> **Chart and figure data**
_ _ _ _ _ _ _

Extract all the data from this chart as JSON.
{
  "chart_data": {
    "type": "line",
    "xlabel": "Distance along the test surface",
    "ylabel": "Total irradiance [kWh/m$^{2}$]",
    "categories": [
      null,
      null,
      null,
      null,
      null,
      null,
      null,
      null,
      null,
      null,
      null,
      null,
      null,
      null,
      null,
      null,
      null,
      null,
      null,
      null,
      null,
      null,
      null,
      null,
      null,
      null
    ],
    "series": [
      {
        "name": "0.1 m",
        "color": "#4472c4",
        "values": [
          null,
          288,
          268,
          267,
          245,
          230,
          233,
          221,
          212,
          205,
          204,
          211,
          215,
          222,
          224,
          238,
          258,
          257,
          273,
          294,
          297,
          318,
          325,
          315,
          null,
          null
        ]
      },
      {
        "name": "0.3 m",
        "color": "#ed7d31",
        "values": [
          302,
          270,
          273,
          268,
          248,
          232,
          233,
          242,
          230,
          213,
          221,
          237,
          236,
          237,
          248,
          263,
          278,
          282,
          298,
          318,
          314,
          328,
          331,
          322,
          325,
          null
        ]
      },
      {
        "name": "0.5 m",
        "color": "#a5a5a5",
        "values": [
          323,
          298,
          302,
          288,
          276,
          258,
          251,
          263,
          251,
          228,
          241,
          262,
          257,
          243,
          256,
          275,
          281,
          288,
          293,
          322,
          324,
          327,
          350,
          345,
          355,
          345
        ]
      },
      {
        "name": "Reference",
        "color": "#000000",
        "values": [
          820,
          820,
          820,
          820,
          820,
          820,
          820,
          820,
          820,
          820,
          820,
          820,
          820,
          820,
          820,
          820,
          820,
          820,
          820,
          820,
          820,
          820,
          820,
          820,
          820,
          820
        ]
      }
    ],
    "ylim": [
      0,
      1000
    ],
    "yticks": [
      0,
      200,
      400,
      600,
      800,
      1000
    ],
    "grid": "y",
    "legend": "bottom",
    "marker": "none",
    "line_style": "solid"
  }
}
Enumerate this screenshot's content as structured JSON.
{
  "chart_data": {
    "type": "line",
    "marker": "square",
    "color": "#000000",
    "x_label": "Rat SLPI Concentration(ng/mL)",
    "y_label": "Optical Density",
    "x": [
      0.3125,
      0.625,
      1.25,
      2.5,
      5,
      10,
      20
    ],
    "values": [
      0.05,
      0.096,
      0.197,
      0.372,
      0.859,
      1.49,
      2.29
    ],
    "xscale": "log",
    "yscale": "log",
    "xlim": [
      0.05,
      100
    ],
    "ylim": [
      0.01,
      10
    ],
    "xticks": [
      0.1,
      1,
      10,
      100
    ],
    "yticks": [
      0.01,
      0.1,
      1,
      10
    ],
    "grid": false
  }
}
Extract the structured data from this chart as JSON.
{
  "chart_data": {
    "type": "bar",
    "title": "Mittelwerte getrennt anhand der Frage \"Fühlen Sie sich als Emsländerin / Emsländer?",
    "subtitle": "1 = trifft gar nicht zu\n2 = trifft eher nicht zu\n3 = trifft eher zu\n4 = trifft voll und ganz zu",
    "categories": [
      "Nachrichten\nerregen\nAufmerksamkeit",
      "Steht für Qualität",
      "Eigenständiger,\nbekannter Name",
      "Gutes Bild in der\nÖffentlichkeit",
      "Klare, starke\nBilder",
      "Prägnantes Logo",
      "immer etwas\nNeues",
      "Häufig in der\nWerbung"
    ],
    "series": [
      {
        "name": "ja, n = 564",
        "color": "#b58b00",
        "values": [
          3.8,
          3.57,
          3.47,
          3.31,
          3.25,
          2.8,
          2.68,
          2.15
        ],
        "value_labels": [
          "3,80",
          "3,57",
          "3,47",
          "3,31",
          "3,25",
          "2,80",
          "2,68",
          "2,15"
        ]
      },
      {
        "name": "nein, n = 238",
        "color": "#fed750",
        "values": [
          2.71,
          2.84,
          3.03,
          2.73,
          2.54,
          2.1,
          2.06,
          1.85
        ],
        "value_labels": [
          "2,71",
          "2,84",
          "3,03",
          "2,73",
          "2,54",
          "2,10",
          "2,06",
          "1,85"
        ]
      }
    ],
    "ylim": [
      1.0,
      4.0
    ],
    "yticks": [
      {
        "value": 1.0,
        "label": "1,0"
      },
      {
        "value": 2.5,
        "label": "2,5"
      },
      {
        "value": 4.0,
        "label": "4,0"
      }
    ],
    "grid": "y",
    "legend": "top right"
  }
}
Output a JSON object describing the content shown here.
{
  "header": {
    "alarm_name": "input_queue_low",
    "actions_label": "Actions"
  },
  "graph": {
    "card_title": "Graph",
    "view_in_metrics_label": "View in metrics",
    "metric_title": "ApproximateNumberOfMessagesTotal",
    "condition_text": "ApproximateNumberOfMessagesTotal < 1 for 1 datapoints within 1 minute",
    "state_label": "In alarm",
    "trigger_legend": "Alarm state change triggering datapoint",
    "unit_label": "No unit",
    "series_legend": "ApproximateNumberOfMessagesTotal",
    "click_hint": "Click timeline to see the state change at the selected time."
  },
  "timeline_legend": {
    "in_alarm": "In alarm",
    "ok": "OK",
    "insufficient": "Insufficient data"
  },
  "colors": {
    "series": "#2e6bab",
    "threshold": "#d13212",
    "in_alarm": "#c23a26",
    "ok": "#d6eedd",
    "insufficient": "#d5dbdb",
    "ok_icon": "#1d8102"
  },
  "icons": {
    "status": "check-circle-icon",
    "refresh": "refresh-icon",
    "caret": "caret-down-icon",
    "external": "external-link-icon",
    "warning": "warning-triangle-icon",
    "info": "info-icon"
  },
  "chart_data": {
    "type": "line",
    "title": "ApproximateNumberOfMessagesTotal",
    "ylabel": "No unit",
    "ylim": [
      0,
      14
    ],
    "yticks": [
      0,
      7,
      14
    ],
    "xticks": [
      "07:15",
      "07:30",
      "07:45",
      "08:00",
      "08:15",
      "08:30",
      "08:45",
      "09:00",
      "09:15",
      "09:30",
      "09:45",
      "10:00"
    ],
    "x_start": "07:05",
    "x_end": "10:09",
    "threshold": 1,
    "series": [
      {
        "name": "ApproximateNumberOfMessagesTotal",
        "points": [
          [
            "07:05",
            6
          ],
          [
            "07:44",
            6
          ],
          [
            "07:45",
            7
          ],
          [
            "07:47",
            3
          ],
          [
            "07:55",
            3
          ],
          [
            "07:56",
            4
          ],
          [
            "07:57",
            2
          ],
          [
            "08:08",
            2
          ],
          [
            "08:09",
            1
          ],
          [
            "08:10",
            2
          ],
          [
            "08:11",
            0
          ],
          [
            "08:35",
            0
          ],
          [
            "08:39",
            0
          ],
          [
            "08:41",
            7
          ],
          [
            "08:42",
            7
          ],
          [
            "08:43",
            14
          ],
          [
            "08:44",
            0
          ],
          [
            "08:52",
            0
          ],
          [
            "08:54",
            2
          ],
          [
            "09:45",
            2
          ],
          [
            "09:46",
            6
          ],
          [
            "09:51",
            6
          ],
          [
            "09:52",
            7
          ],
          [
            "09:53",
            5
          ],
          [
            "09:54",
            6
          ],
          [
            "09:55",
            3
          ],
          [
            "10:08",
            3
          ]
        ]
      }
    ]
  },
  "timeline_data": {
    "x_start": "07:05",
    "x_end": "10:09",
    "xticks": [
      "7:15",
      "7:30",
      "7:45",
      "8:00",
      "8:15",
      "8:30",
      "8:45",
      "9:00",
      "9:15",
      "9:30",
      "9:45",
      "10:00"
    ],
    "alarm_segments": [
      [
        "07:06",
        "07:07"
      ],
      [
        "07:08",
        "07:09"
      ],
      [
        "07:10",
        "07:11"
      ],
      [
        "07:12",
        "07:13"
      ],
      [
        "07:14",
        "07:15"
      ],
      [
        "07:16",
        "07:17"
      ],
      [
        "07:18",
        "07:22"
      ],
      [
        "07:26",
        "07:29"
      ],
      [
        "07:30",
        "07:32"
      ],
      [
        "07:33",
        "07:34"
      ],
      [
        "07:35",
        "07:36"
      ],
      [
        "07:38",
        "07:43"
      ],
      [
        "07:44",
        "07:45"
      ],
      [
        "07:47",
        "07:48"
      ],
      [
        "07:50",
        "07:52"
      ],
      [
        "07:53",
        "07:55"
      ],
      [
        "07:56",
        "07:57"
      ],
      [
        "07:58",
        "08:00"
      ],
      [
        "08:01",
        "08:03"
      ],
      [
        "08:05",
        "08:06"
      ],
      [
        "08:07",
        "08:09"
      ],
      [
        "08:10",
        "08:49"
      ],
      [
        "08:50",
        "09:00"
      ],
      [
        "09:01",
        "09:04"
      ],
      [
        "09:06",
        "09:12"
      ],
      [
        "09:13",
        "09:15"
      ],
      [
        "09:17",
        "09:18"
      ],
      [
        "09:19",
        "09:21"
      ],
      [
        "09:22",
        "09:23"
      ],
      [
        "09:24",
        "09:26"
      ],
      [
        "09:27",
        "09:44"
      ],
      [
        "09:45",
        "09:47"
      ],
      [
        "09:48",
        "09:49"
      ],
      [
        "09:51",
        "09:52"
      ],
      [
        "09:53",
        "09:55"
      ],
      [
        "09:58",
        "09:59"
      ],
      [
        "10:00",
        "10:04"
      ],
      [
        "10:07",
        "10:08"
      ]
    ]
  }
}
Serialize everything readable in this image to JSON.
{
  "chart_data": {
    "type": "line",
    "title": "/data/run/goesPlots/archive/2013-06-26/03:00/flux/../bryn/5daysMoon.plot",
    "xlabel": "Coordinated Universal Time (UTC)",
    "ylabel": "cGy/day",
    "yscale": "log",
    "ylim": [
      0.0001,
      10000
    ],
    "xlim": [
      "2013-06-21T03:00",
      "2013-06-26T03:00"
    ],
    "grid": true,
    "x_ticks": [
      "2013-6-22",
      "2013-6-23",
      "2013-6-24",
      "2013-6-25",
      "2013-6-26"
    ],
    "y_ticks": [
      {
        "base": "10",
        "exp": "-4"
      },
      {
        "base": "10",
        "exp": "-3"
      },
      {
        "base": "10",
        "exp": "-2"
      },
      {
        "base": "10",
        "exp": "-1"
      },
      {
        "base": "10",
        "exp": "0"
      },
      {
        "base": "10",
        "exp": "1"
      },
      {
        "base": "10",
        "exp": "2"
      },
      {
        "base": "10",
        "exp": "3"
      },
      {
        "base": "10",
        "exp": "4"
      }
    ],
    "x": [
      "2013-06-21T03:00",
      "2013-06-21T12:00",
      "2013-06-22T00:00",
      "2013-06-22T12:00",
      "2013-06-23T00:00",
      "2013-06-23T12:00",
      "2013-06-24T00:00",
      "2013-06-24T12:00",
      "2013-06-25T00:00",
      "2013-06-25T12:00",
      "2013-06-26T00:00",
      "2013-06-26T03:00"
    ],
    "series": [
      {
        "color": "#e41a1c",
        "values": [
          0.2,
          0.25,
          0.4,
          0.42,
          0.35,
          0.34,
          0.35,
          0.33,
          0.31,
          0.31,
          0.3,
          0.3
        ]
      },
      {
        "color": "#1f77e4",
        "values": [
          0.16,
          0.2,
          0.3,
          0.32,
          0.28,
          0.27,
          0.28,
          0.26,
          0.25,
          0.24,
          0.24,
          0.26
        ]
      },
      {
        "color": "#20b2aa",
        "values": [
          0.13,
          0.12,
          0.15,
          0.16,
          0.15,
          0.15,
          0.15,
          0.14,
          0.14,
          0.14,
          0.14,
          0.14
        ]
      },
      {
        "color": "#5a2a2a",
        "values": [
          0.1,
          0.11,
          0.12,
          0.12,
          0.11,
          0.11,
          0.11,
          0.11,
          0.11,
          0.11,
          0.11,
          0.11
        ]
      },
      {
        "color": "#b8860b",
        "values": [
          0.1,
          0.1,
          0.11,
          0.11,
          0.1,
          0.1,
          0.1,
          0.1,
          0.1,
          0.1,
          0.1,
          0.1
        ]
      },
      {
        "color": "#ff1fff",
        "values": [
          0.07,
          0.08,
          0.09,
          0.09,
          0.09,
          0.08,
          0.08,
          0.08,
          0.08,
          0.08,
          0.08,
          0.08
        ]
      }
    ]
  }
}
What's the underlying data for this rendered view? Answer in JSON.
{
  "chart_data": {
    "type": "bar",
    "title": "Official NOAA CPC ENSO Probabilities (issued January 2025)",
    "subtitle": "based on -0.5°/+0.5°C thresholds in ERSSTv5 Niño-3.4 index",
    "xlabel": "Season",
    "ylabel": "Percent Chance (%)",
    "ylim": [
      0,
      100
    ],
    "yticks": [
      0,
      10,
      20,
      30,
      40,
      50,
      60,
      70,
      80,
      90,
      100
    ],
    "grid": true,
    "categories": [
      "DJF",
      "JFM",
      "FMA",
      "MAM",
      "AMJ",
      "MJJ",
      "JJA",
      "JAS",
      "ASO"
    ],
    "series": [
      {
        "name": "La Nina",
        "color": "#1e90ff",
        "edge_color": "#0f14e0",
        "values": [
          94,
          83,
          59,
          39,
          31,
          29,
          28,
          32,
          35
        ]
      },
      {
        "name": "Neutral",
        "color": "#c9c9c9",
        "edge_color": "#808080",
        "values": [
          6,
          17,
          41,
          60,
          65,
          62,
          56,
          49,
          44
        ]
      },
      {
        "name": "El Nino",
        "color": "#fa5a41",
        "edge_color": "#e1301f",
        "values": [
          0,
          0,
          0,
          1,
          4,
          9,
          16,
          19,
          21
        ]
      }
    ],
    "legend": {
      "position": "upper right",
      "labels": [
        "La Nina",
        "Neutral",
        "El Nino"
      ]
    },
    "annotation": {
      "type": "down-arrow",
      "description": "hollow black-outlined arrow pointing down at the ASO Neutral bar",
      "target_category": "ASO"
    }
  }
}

_ _ _ _ _ _ _

> **WRITTEN PROBLEM**
Search the lines for the string "content" and copy every line that has it.

> **TASK SOLUTION**
Enumerate this screenshot's content as structured JSON.
Output a JSON object describing the content shown here.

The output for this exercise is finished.